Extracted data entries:
····················
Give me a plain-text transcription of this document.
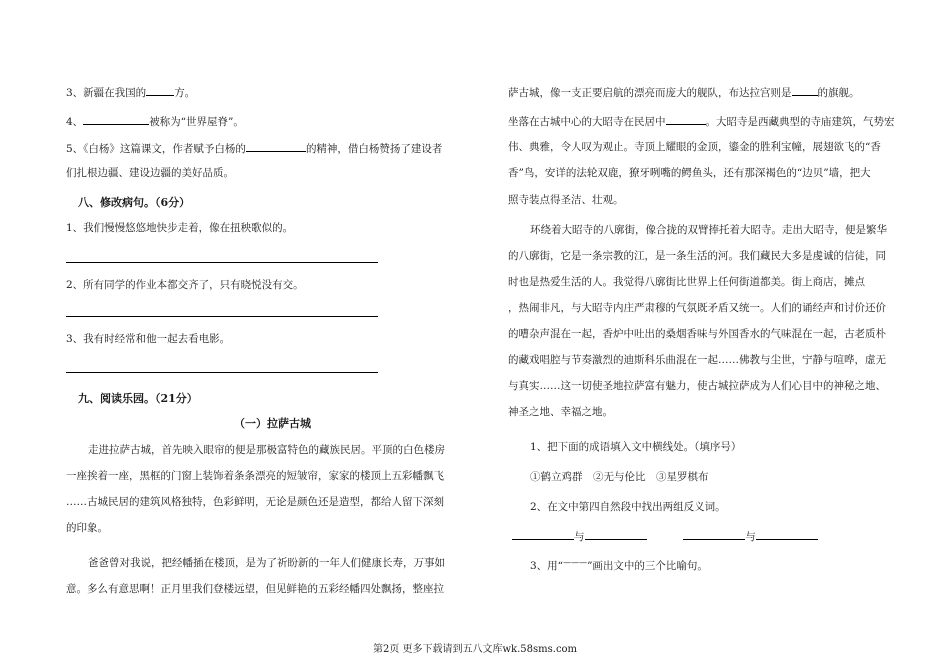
3、新疆在我国的	方。
4、	被称为“世界屋脊”。
5、《白杨》这篇课文，作者赋予白杨的	的精神，借白杨赞扬了建设者
们扎根边疆、建设边疆的美好品质。
八、修改病句。（6分）
1、我们慢慢悠悠地快步走着，像在扭秧歌似的。
2、所有同学的作业本都交齐了，只有晓悦没有交。
3、我有时经常和他一起去看电影。
九、阅读乐园。（21分）
（一）拉萨古城
走进拉萨古城，首先映入眼帘的便是那极富特色的藏族民居。平顶的白色楼房
一座挨着一座，黑框的门窗上装饰着条条漂亮的短皱帘，家家的楼顶上五彩幡飘飞
……古城民居的建筑风格独特，色彩鲜明，无论是颜色还是造型，都给人留下深刻
的印象。
爸爸曾对我说，把经幡插在楼顶，是为了祈盼新的一年人们健康长寿，万事如
意。多么有意思啊！正月里我们登楼远望，但见鲜艳的五彩经幡四处飘扬，整座拉
萨古城，像一支正要启航的漂亮而庞大的舰队，布达拉宫则是 的旗舰。
坐落在古城中心的大昭寺在民居中	。大昭寺是西藏典型的寺庙建筑，气势宏
伟、典雅，令人叹为观止。寺顶上耀眼的金顶，鎏金的胜利宝幢，展翅欲飞的“香
香”鸟，安详的法轮双鹿，獠牙咧嘴的鳄鱼头，还有那深褐色的“边贝”墙，把大
照寺装点得圣洁、壮观。
环绕着大昭寺的八廓街，像合拢的双臂捧托着大昭寺。走出大昭寺，便是繁华
的八廓街，它是一条宗教的江，是一条生活的河。我们藏民大多是虔诚的信徒，同
时也是热爱生活的人。我觉得八廓街比世界上任何街道都美。街上商店，摊点
，热闹非凡，与大昭寺内庄严肃穆的气氛既矛盾又统一。人们的诵经声和讨价还价
的嘈杂声混在一起，香炉中吐出的桑烟香味与外国香水的气味混在一起，古老质朴
的藏戏唱腔与节奏激烈的迪斯科乐曲混在一起……佛教与尘世，宁静与喧哗，虚无
与真实……这一切使圣地拉萨富有魅力，使古城拉萨成为人们心目中的神秘之地、
神圣之地、幸福之地。
1、把下面的成语填入文中横线处。（填序号）
①鹤立鸡群　②无与伦比　③星罗棋布
2、在文中第四自然段中找出两组反义词。
与	与
3、用“———”画出文中的三个比喻句。
第2页 更多下载请到五八文库wk.58sms.com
····················
• SHORT TASK:
The listing above needs to be output again exactly. Don't include the pictures.

• RESULT OF THE EXERCISE:
Give me a plain-text transcription of this document.
3、新疆在我国的	方。
4、	被称为“世界屋脊”。
5、《白杨》这篇课文，作者赋予白杨的	的精神，借白杨赞扬了建设者
们扎根边疆、建设边疆的美好品质。
八、修改病句。（6分）
1、我们慢慢悠悠地快步走着，像在扭秧歌似的。
2、所有同学的作业本都交齐了，只有晓悦没有交。
3、我有时经常和他一起去看电影。
九、阅读乐园。（21分）
（一）拉萨古城
走进拉萨古城，首先映入眼帘的便是那极富特色的藏族民居。平顶的白色楼房
一座挨着一座，黑框的门窗上装饰着条条漂亮的短皱帘，家家的楼顶上五彩幡飘飞
……古城民居的建筑风格独特，色彩鲜明，无论是颜色还是造型，都给人留下深刻
的印象。
爸爸曾对我说，把经幡插在楼顶，是为了祈盼新的一年人们健康长寿，万事如
意。多么有意思啊！正月里我们登楼远望，但见鲜艳的五彩经幡四处飘扬，整座拉
萨古城，像一支正要启航的漂亮而庞大的舰队，布达拉宫则是 的旗舰。
坐落在古城中心的大昭寺在民居中	。大昭寺是西藏典型的寺庙建筑，气势宏
伟、典雅，令人叹为观止。寺顶上耀眼的金顶，鎏金的胜利宝幢，展翅欲飞的“香
香”鸟，安详的法轮双鹿，獠牙咧嘴的鳄鱼头，还有那深褐色的“边贝”墙，把大
照寺装点得圣洁、壮观。
环绕着大昭寺的八廓街，像合拢的双臂捧托着大昭寺。走出大昭寺，便是繁华
的八廓街，它是一条宗教的江，是一条生活的河。我们藏民大多是虔诚的信徒，同
时也是热爱生活的人。我觉得八廓街比世界上任何街道都美。街上商店，摊点
，热闹非凡，与大昭寺内庄严肃穆的气氛既矛盾又统一。人们的诵经声和讨价还价
的嘈杂声混在一起，香炉中吐出的桑烟香味与外国香水的气味混在一起，古老质朴
的藏戏唱腔与节奏激烈的迪斯科乐曲混在一起……佛教与尘世，宁静与喧哗，虚无
与真实……这一切使圣地拉萨富有魅力，使古城拉萨成为人们心目中的神秘之地、
神圣之地、幸福之地。
1、把下面的成语填入文中横线处。（填序号）
①鹤立鸡群　②无与伦比　③星罗棋布
2、在文中第四自然段中找出两组反义词。
与	与
3、用“———”画出文中的三个比喻句。
第2页 更多下载请到五八文库wk.58sms.com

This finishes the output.